Your reply should be a single number: how many lines contain the string "mitjà".
§ §
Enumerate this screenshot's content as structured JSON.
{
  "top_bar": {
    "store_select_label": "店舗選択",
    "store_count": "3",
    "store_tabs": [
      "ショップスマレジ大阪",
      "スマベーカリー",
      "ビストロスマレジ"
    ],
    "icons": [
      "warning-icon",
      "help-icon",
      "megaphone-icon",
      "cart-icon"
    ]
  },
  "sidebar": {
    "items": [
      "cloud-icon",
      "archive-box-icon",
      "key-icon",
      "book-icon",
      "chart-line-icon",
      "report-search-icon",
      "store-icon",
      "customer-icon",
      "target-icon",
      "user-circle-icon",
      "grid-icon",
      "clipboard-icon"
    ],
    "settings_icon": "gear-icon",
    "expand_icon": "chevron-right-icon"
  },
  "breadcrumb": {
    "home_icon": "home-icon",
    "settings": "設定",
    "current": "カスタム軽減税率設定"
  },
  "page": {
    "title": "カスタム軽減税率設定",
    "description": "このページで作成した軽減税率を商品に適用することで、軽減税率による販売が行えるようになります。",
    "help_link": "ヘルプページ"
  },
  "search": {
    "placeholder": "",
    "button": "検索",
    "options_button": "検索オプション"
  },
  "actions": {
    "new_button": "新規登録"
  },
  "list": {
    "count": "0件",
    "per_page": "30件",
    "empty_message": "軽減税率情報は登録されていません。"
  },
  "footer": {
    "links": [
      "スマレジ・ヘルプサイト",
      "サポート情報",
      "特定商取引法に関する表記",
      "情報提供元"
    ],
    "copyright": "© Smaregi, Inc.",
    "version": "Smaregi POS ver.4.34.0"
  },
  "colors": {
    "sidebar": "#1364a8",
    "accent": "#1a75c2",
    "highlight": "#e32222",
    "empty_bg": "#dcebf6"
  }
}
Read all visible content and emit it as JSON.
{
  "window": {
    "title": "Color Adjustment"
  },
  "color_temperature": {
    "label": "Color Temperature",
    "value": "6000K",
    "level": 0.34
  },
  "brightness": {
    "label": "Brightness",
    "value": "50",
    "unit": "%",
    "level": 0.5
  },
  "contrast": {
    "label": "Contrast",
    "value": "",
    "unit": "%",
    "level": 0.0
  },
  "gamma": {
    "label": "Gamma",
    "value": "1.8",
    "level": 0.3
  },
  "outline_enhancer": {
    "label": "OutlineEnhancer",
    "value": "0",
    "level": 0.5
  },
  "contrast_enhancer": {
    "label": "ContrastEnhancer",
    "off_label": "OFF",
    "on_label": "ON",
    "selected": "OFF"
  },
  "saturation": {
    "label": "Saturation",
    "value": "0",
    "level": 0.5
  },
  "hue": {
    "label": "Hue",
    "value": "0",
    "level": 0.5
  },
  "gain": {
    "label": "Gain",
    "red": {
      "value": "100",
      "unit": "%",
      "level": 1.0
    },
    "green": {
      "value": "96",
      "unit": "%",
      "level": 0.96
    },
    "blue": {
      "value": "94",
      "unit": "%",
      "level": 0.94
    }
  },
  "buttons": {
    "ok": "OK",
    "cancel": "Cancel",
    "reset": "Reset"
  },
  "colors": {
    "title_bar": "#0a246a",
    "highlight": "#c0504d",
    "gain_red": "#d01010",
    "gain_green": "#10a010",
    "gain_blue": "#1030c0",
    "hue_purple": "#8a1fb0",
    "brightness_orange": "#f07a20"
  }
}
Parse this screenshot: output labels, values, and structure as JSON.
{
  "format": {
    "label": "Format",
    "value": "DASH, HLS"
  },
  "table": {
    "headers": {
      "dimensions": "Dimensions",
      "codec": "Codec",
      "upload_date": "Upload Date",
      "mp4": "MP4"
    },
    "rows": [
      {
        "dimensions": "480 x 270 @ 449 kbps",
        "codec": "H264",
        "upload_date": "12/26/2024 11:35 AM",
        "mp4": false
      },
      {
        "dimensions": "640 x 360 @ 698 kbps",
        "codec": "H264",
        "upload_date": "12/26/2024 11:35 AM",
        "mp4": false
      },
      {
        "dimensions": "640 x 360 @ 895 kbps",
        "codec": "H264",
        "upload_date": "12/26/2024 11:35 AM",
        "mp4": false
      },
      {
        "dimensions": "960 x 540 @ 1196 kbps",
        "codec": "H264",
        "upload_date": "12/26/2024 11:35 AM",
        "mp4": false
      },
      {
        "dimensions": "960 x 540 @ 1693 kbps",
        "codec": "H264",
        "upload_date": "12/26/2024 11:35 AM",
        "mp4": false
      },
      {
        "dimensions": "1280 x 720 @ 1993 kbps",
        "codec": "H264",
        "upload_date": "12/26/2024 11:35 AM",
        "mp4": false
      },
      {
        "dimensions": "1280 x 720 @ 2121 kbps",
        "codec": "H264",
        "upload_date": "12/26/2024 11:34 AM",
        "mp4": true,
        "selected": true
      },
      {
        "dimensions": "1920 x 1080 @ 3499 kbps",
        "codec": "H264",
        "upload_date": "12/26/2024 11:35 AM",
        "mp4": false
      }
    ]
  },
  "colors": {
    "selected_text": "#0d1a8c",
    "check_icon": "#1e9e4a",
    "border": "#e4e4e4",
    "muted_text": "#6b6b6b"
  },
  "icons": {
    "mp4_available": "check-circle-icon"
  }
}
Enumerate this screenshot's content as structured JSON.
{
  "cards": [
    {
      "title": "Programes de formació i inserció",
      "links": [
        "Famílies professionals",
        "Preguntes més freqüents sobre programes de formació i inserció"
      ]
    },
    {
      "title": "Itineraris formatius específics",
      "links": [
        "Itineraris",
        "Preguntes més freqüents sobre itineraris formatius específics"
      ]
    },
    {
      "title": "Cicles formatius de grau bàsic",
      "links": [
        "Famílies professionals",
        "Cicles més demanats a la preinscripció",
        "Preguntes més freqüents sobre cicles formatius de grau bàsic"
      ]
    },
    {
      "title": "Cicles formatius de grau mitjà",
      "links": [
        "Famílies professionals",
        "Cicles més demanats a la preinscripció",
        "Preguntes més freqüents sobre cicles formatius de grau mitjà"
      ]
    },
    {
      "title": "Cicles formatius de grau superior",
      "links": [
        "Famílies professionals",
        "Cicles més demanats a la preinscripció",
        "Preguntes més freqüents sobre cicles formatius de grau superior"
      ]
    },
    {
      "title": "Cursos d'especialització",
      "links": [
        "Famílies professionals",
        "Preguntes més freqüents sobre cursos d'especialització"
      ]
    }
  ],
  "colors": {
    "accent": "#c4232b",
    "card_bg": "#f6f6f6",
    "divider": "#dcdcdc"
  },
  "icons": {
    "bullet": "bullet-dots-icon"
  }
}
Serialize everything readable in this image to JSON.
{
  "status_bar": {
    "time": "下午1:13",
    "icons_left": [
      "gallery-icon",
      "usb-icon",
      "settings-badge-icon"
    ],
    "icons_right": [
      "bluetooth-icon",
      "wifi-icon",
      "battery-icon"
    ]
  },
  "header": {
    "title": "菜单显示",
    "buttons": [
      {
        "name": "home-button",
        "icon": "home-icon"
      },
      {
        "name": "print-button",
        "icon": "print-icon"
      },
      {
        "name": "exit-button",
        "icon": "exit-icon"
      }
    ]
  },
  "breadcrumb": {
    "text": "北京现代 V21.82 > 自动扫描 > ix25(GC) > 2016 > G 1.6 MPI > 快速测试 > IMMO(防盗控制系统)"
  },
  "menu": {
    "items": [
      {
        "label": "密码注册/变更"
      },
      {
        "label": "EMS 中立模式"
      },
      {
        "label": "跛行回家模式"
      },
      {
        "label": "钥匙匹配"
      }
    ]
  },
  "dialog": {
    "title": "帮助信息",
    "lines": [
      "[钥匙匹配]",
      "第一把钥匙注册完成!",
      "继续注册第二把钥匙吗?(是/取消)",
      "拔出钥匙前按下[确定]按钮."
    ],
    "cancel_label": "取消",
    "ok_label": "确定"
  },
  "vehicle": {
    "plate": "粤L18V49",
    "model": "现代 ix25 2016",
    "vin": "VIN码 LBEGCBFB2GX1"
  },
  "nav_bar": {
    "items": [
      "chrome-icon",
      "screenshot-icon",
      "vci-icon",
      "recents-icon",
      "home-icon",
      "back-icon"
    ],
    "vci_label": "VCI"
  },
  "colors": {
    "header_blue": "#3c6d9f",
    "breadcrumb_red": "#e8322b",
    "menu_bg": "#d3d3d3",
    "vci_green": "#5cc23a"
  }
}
§ §
CORRECT RESULT: 2